Start of RECORDS SHOWN

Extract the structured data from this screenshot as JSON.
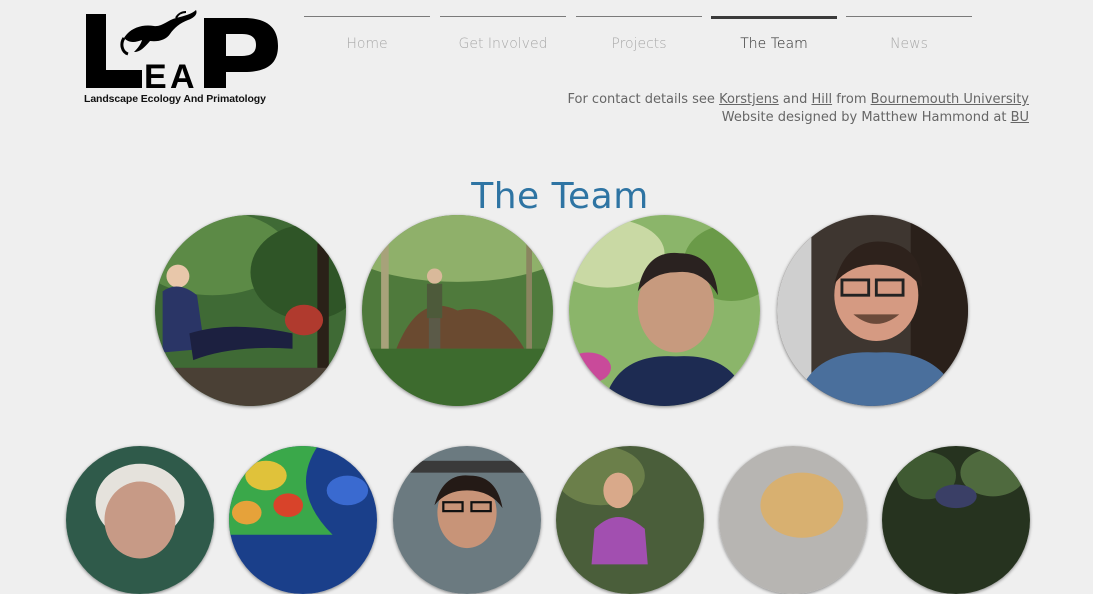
{
  "logo": {
    "mark_text": "LEAP",
    "caption": "Landscape Ecology And Primatology"
  },
  "nav": {
    "items": [
      {
        "label": "Home"
      },
      {
        "label": "Get Involved"
      },
      {
        "label": "Projects"
      },
      {
        "label": "The Team",
        "active": true
      },
      {
        "label": "News"
      }
    ]
  },
  "contact": {
    "line1_prefix": "For contact details see ",
    "link_korstjens": "Korstjens",
    "and": " and ",
    "link_hill": "Hill",
    "from": " from ",
    "link_university": "Bournemouth University",
    "line2_prefix": "Website designed by Matthew Hammond at ",
    "link_bu": "BU"
  },
  "page": {
    "title": "The Team"
  },
  "colors": {
    "background": "#efefef",
    "title": "#2e74a3",
    "nav_active": "#2a2a2a",
    "nav_inactive": "#a9a9a9"
  }
}
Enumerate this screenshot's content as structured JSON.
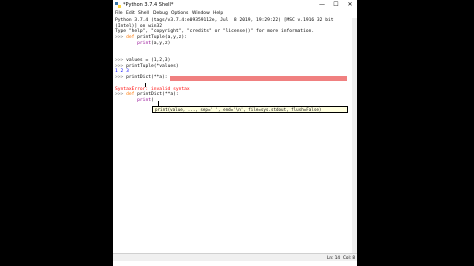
{
  "window": {
    "title": "*Python 3.7.4 Shell*",
    "minimize": "—",
    "maximize": "☐",
    "close": "✕"
  },
  "menu": [
    "File",
    "Edit",
    "Shell",
    "Debug",
    "Options",
    "Window",
    "Help"
  ],
  "shell": {
    "banner1": "Python 3.7.4 (tags/v3.7.4:e09359112e, Jul  8 2019, 19:29:22) [MSC v.1916 32 bit",
    "banner2": "(Intel)] on win32",
    "banner3": "Type \"help\", \"copyright\", \"credits\" or \"license()\" for more information.",
    "prompt": ">>> ",
    "line4_kw": "def",
    "line4_rest": " printTuple(a,y,z):",
    "line5_indent": "        ",
    "line5_bi": "print",
    "line5_rest": "(a,y,z)",
    "line6_code": "values = (1,2,3)",
    "line7_code": "printTuple(*values)",
    "output": "1 2 3",
    "line8_code": "printDict(**a):",
    "error": "SyntaxError: invalid syntax",
    "line9_kw": "def",
    "line9_rest": " printDict(**a):",
    "line10_indent": "        ",
    "line10_bi": "print",
    "line10_rest": "(",
    "calltip": "print(value, ..., sep=' ', end='\\n', file=sys.stdout, flush=False)"
  },
  "status": {
    "line": "Ln: 14",
    "col": "Col: 8"
  }
}
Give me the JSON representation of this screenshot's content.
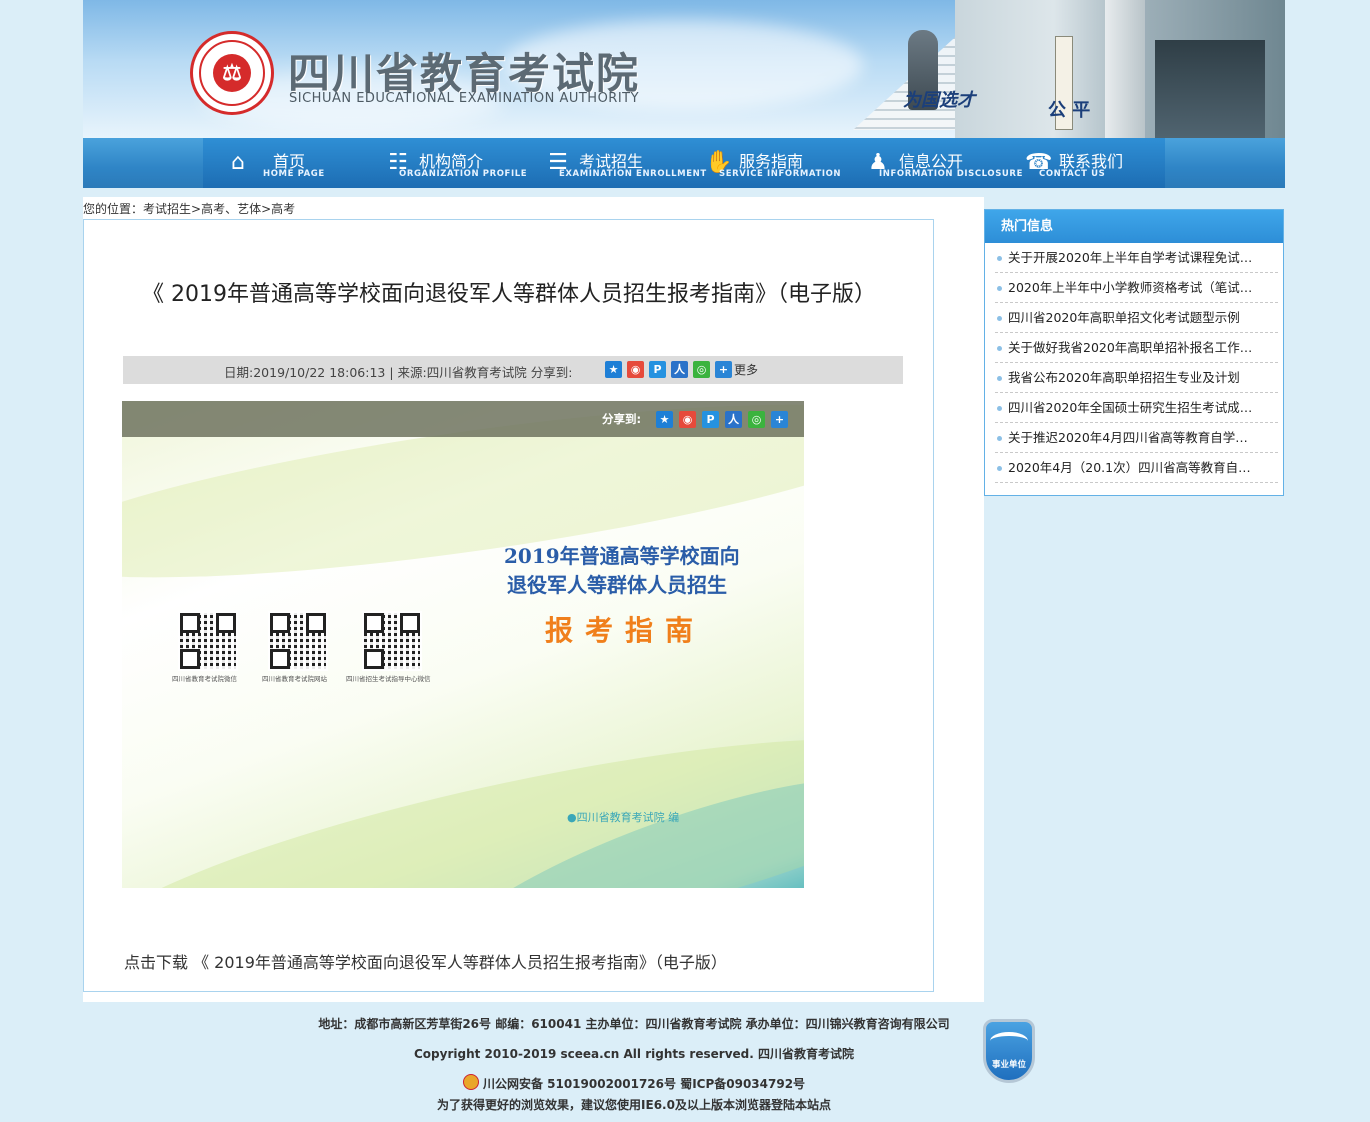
{
  "header": {
    "site_name_cn": "四川省教育考试院",
    "site_name_en": "SICHUAN EDUCATIONAL EXAMINATION AUTHORITY",
    "logo_char": "⚖",
    "slogan": "为国选才",
    "slogan2": "公  平"
  },
  "nav": [
    {
      "cn": "首页",
      "en": "HOME PAGE",
      "icon": "home-icon",
      "glyph": "⌂"
    },
    {
      "cn": "机构简介",
      "en": "ORGANIZATION PROFILE",
      "icon": "org-chart-icon",
      "glyph": "☷"
    },
    {
      "cn": "考试招生",
      "en": "EXAMINATION ENROLLMENT",
      "icon": "document-icon",
      "glyph": "☰"
    },
    {
      "cn": "服务指南",
      "en": "SERVICE INFORMATION",
      "icon": "handshake-icon",
      "glyph": "✋"
    },
    {
      "cn": "信息公开",
      "en": "INFORMATION DISCLOSURE",
      "icon": "people-icon",
      "glyph": "♟"
    },
    {
      "cn": "联系我们",
      "en": "CONTACT US",
      "icon": "contact-icon",
      "glyph": "☎"
    }
  ],
  "breadcrumb": {
    "prefix": "您的位置：",
    "item1": "考试招生",
    "sep1": ">",
    "item2": "高考、艺体",
    "sep2": ">",
    "item3": "高考"
  },
  "article": {
    "title": "《 2019年普通高等学校面向退役军人等群体人员招生报考指南》（电子版）",
    "meta": "日期:2019/10/22 18:06:13 | 来源:四川省教育考试院   分享到:",
    "share_more": "更多",
    "download_text": "点击下载 《 2019年普通高等学校面向退役军人等群体人员招生报考指南》（电子版）"
  },
  "cover": {
    "share_label": "分享到:",
    "heading_line1": "2019年普通高等学校面向",
    "heading_line2": "退役军人等群体人员招生",
    "heading_big": "报考指南",
    "qr_labels": [
      "四川省教育考试院微信",
      "四川省教育考试院网站",
      "四川省招生考试指导中心微信"
    ],
    "editor": "●四川省教育考试院   编"
  },
  "sidebar": {
    "title": "热门信息",
    "items": [
      "关于开展2020年上半年自学考试课程免试…",
      "2020年上半年中小学教师资格考试（笔试…",
      "四川省2020年高职单招文化考试题型示例",
      "关于做好我省2020年高职单招补报名工作…",
      "我省公布2020年高职单招招生专业及计划",
      "四川省2020年全国硕士研究生招生考试成…",
      "关于推迟2020年4月四川省高等教育自学…",
      "2020年4月（20.1次）四川省高等教育自…"
    ]
  },
  "footer": {
    "line1": "地址：成都市高新区芳草街26号 邮编：610041 主办单位：四川省教育考试院 承办单位：四川锦兴教育咨询有限公司",
    "line2": "Copyright 2010-2019 sceea.cn All rights reserved. 四川省教育考试院",
    "line3": "川公网安备 51019002001726号      蜀ICP备09034792号",
    "line4": "为了获得更好的浏览效果，建议您使用IE6.0及以上版本浏览器登陆本站点",
    "badge_text": "事业单位"
  }
}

End of RECORDS SHOWN

* SET TASK *
Without including the pictures, reproduce all entries exactly.

* ANSWER FOR THE TASK *
Extract the structured data from this screenshot as JSON.
{
  "logo": {
    "mark_text": "LEAP",
    "caption": "Landscape Ecology And Primatology"
  },
  "nav": {
    "items": [
      {
        "label": "Home"
      },
      {
        "label": "Get Involved"
      },
      {
        "label": "Projects"
      },
      {
        "label": "The Team",
        "active": true
      },
      {
        "label": "News"
      }
    ]
  },
  "contact": {
    "line1_prefix": "For contact details see ",
    "link_korstjens": "Korstjens",
    "and": " and ",
    "link_hill": "Hill",
    "from": " from ",
    "link_university": "Bournemouth University",
    "line2_prefix": "Website designed by Matthew Hammond at ",
    "link_bu": "BU"
  },
  "page": {
    "title": "The Team"
  },
  "colors": {
    "background": "#efefef",
    "title": "#2e74a3",
    "nav_active": "#2a2a2a",
    "nav_inactive": "#a9a9a9"
  }
}
Enumerate this screenshot's content as structured JSON.
{
  "window": {
    "title": "*Python 3.7.4 Shell*",
    "minimize": "—",
    "maximize": "☐",
    "close": "✕"
  },
  "menu": [
    "File",
    "Edit",
    "Shell",
    "Debug",
    "Options",
    "Window",
    "Help"
  ],
  "shell": {
    "banner1": "Python 3.7.4 (tags/v3.7.4:e09359112e, Jul  8 2019, 19:29:22) [MSC v.1916 32 bit",
    "banner2": "(Intel)] on win32",
    "banner3": "Type \"help\", \"copyright\", \"credits\" or \"license()\" for more information.",
    "prompt": ">>> ",
    "line4_kw": "def",
    "line4_rest": " printTuple(a,y,z):",
    "line5_indent": "        ",
    "line5_bi": "print",
    "line5_rest": "(a,y,z)",
    "line6_code": "values = (1,2,3)",
    "line7_code": "printTuple(*values)",
    "output": "1 2 3",
    "line8_code": "printDict(**a):",
    "error": "SyntaxError: invalid syntax",
    "line9_kw": "def",
    "line9_rest": " printDict(**a):",
    "line10_indent": "        ",
    "line10_bi": "print",
    "line10_rest": "(",
    "calltip": "print(value, ..., sep=' ', end='\\n', file=sys.stdout, flush=False)"
  },
  "status": {
    "line": "Ln: 14",
    "col": "Col: 8"
  }
}
Give me the JSON representation of this screenshot's content.
{
  "header": {
    "site_name_cn": "四川省教育考试院",
    "site_name_en": "SICHUAN EDUCATIONAL EXAMINATION AUTHORITY",
    "logo_char": "⚖",
    "slogan": "为国选才",
    "slogan2": "公  平"
  },
  "nav": [
    {
      "cn": "首页",
      "en": "HOME PAGE",
      "icon": "home-icon",
      "glyph": "⌂"
    },
    {
      "cn": "机构简介",
      "en": "ORGANIZATION PROFILE",
      "icon": "org-chart-icon",
      "glyph": "☷"
    },
    {
      "cn": "考试招生",
      "en": "EXAMINATION ENROLLMENT",
      "icon": "document-icon",
      "glyph": "☰"
    },
    {
      "cn": "服务指南",
      "en": "SERVICE INFORMATION",
      "icon": "handshake-icon",
      "glyph": "✋"
    },
    {
      "cn": "信息公开",
      "en": "INFORMATION DISCLOSURE",
      "icon": "people-icon",
      "glyph": "♟"
    },
    {
      "cn": "联系我们",
      "en": "CONTACT US",
      "icon": "contact-icon",
      "glyph": "☎"
    }
  ],
  "breadcrumb": {
    "prefix": "您的位置：",
    "item1": "考试招生",
    "sep1": ">",
    "item2": "高考、艺体",
    "sep2": ">",
    "item3": "高考"
  },
  "article": {
    "title": "《 2019年普通高等学校面向退役军人等群体人员招生报考指南》（电子版）",
    "meta": "日期:2019/10/22 18:06:13 | 来源:四川省教育考试院   分享到:",
    "share_more": "更多",
    "download_text": "点击下载 《 2019年普通高等学校面向退役军人等群体人员招生报考指南》（电子版）"
  },
  "cover": {
    "share_label": "分享到:",
    "heading_line1": "2019年普通高等学校面向",
    "heading_line2": "退役军人等群体人员招生",
    "heading_big": "报考指南",
    "qr_labels": [
      "四川省教育考试院微信",
      "四川省教育考试院网站",
      "四川省招生考试指导中心微信"
    ],
    "editor": "●四川省教育考试院   编"
  },
  "sidebar": {
    "title": "热门信息",
    "items": [
      "关于开展2020年上半年自学考试课程免试…",
      "2020年上半年中小学教师资格考试（笔试…",
      "四川省2020年高职单招文化考试题型示例",
      "关于做好我省2020年高职单招补报名工作…",
      "我省公布2020年高职单招招生专业及计划",
      "四川省2020年全国硕士研究生招生考试成…",
      "关于推迟2020年4月四川省高等教育自学…",
      "2020年4月（20.1次）四川省高等教育自…"
    ]
  },
  "footer": {
    "line1": "地址：成都市高新区芳草街26号 邮编：610041 主办单位：四川省教育考试院 承办单位：四川锦兴教育咨询有限公司",
    "line2": "Copyright 2010-2019 sceea.cn All rights reserved. 四川省教育考试院",
    "line3": "川公网安备 51019002001726号      蜀ICP备09034792号",
    "line4": "为了获得更好的浏览效果，建议您使用IE6.0及以上版本浏览器登陆本站点",
    "badge_text": "事业单位"
  }
}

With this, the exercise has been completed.